▶ **WHAT IS EXPECTED**: Spot each line in the records below where the word "Presenta" occurs, then copy it.

▶ **MATERIAL SHOWN**:
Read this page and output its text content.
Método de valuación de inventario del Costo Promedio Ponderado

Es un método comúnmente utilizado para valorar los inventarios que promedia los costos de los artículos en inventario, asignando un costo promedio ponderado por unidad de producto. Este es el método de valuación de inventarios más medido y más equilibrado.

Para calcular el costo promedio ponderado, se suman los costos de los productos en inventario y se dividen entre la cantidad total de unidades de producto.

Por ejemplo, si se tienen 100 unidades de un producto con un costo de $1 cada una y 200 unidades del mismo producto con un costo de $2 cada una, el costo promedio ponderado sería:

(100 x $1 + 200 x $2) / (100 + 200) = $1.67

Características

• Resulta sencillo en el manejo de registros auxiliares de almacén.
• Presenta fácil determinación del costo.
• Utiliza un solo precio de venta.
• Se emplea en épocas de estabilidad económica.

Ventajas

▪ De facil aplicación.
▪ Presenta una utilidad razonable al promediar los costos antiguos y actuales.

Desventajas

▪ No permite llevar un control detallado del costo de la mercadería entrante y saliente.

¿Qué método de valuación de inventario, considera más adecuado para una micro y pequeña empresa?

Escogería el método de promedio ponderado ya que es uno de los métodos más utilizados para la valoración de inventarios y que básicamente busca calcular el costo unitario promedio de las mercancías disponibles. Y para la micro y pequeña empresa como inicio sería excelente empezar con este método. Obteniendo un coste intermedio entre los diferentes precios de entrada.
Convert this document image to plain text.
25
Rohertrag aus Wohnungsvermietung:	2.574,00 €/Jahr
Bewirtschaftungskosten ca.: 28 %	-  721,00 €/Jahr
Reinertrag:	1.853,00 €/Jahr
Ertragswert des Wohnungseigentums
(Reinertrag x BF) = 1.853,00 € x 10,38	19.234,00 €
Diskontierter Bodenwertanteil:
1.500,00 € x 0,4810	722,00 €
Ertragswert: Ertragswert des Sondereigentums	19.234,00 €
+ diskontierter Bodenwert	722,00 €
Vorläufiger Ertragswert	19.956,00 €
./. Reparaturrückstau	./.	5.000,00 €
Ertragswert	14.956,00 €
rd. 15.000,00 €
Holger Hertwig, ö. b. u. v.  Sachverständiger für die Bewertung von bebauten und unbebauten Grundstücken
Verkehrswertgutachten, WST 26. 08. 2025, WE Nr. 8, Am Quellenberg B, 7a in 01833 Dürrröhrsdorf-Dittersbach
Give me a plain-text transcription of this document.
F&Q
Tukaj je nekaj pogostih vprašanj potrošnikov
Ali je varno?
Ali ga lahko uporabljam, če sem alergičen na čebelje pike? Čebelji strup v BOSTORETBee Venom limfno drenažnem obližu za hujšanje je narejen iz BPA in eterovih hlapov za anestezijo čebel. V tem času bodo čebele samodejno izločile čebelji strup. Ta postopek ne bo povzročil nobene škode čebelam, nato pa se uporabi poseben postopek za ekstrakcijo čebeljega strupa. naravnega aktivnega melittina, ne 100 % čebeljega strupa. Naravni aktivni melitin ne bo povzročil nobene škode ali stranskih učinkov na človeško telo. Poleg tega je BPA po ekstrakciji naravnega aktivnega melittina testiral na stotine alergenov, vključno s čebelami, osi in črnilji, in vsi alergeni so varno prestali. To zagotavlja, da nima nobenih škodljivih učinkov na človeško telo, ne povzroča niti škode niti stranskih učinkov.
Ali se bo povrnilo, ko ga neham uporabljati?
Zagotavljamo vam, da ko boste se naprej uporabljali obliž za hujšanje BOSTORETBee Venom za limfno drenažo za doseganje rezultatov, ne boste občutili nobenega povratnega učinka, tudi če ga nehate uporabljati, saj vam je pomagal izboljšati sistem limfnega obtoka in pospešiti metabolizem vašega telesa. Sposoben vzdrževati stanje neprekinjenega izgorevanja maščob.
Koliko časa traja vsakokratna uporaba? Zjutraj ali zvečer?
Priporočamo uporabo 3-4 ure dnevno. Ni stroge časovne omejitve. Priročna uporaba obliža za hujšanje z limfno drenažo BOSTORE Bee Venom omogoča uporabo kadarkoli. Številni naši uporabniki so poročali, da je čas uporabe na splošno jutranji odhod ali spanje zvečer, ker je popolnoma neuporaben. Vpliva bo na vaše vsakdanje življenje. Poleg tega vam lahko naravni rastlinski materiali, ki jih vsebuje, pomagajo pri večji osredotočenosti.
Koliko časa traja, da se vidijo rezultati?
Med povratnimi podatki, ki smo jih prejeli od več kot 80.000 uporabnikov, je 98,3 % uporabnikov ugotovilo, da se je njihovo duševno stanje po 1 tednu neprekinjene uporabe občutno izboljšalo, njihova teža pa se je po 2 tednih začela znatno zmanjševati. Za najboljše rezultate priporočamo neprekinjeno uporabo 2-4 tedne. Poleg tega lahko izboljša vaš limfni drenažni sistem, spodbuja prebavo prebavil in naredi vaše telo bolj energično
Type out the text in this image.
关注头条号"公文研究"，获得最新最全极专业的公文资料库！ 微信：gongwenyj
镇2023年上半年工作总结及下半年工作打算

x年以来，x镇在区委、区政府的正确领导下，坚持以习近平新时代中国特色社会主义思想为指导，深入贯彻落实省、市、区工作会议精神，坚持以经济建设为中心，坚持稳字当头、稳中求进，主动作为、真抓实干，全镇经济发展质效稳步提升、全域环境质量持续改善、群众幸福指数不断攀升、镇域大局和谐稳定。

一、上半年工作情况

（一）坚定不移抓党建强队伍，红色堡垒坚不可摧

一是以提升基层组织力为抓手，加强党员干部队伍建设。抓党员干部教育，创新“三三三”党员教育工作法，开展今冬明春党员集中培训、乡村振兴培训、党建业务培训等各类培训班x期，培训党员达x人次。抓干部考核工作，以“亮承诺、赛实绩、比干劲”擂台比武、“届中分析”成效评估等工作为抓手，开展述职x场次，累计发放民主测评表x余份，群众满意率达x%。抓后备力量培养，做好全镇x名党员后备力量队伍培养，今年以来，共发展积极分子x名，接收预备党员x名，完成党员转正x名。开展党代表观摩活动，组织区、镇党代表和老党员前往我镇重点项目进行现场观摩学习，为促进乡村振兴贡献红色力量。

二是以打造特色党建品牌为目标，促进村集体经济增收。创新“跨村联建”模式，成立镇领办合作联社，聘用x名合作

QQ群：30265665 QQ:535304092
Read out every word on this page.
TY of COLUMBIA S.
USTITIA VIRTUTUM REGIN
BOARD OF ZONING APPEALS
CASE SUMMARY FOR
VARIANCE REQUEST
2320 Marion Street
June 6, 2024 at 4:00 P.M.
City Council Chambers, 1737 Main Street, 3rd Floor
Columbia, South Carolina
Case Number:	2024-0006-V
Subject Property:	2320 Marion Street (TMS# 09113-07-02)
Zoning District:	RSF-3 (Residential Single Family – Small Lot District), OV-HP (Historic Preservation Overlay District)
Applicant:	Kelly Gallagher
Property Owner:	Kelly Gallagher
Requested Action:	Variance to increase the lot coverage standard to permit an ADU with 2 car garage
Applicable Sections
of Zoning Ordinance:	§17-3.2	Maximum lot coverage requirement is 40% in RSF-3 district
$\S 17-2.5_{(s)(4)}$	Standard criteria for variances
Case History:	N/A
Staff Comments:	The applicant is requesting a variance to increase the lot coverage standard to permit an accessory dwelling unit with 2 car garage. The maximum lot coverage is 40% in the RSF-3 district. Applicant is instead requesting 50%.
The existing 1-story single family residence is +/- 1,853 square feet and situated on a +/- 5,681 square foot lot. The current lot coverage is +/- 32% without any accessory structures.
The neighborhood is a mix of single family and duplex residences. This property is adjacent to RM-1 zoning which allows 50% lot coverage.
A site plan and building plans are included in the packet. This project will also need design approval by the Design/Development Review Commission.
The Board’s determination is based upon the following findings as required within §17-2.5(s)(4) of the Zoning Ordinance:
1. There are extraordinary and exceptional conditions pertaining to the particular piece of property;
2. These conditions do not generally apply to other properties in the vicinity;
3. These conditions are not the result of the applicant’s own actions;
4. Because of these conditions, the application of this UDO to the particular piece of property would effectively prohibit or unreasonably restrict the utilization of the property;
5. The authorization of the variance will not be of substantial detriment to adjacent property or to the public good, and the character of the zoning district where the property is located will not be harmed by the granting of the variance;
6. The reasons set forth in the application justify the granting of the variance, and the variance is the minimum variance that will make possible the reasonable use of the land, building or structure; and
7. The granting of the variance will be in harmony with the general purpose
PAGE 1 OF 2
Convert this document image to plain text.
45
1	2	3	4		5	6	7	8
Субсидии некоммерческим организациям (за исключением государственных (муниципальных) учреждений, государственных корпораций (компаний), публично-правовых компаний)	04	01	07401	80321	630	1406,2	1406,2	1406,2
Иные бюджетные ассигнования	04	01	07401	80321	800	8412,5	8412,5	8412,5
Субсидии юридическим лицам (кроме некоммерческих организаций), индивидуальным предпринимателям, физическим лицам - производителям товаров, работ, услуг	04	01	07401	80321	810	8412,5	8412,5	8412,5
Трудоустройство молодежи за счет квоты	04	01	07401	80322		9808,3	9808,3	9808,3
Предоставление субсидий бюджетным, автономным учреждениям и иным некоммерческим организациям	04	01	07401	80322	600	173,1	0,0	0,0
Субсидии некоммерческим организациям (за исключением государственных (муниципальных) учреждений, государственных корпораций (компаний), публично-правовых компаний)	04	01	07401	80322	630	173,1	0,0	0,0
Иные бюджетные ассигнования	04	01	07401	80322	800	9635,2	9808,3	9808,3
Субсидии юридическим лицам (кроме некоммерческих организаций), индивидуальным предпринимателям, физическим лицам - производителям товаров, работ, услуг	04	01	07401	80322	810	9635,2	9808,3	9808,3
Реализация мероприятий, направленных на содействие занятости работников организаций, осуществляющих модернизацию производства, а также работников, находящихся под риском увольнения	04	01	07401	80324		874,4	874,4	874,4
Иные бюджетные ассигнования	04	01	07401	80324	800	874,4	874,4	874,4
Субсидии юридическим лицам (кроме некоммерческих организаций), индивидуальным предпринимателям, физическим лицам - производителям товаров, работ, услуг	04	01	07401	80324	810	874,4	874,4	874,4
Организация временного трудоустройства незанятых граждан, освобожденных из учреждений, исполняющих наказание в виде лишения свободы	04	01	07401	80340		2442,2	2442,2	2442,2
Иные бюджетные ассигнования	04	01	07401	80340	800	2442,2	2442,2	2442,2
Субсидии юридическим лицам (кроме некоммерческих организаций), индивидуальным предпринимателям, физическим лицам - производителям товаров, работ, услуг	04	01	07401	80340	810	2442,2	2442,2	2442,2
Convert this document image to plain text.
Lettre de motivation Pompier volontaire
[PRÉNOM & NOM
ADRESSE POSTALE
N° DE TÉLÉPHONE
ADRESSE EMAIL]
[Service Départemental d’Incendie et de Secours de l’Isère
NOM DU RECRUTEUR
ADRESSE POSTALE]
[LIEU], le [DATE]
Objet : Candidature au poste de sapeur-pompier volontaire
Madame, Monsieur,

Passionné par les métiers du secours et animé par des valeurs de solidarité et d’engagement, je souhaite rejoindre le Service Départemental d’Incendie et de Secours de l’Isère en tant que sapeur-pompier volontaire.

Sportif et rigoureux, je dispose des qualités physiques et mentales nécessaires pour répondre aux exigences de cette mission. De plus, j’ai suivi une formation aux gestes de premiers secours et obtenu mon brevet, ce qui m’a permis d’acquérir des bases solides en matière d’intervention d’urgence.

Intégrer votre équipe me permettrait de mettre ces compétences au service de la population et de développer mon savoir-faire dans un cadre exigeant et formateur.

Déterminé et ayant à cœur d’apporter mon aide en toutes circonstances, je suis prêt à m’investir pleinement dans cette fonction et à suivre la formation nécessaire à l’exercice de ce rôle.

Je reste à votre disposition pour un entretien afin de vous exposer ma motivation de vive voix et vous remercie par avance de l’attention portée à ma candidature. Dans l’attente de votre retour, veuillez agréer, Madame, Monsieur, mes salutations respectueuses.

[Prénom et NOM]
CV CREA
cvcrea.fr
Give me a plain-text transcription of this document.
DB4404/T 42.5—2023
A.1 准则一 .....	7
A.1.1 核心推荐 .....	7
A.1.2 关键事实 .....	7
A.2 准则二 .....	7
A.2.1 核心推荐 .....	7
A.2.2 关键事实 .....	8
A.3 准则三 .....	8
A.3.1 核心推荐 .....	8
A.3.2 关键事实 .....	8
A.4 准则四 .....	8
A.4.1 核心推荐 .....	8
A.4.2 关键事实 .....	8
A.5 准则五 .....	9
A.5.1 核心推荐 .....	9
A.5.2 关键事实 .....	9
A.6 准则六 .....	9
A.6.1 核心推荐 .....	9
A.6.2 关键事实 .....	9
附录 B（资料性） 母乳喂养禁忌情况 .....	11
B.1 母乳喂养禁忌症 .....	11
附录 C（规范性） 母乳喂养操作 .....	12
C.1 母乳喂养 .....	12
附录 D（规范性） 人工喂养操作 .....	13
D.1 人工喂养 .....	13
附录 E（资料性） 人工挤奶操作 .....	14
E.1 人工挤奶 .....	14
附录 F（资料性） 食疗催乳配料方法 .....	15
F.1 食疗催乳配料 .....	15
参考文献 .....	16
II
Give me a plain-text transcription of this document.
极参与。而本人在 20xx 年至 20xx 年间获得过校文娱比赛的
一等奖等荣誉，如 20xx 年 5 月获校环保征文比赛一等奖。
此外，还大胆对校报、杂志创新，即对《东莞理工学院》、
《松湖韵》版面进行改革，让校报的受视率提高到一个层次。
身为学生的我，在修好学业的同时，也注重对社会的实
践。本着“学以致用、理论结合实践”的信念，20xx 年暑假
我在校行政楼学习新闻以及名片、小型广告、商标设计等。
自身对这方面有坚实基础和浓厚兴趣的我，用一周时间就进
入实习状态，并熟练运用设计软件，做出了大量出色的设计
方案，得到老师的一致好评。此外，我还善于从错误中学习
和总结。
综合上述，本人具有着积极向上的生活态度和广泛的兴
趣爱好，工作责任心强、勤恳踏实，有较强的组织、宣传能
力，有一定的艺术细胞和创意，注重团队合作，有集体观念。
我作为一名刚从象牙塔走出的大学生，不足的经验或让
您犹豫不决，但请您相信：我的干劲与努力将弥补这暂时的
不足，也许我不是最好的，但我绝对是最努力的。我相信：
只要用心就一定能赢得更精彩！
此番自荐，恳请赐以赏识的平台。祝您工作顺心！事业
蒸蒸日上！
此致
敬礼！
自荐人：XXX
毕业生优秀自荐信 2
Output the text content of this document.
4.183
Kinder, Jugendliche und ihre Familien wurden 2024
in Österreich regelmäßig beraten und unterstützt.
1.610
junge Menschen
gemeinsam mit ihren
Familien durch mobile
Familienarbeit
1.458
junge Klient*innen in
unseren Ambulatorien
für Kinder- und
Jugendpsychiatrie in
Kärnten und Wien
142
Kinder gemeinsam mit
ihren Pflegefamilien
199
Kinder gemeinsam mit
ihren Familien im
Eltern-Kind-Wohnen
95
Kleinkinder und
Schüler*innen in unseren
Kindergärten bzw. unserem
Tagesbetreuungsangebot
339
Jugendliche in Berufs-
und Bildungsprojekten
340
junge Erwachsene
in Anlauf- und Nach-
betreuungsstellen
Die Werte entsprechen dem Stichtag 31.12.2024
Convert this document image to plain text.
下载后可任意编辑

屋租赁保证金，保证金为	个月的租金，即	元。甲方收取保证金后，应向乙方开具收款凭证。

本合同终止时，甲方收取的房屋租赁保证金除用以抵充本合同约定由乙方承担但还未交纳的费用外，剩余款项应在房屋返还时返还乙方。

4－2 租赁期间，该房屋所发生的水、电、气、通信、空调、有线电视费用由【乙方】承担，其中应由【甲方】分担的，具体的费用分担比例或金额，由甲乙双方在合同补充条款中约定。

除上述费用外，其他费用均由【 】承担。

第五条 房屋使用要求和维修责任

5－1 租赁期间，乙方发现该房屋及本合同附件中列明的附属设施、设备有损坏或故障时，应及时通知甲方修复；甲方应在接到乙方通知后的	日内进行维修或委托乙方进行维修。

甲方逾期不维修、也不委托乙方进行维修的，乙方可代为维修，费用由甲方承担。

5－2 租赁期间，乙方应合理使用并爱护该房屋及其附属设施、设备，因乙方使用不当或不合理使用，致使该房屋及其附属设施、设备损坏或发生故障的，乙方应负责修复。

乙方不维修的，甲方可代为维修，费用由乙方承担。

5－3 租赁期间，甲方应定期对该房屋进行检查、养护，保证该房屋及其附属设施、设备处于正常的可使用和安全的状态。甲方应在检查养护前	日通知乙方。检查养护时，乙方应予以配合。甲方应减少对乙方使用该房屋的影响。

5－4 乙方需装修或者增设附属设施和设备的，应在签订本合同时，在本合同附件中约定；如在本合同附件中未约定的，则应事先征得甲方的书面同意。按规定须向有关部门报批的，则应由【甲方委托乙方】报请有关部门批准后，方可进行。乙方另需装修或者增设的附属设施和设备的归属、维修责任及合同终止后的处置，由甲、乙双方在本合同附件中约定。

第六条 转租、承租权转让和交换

▶ **SOLUTION FOR THIS TASK**:
• Presenta fácil determinación del costo.
▪ Presenta una utilidad razonable al promediar los costos antiguos y actuales.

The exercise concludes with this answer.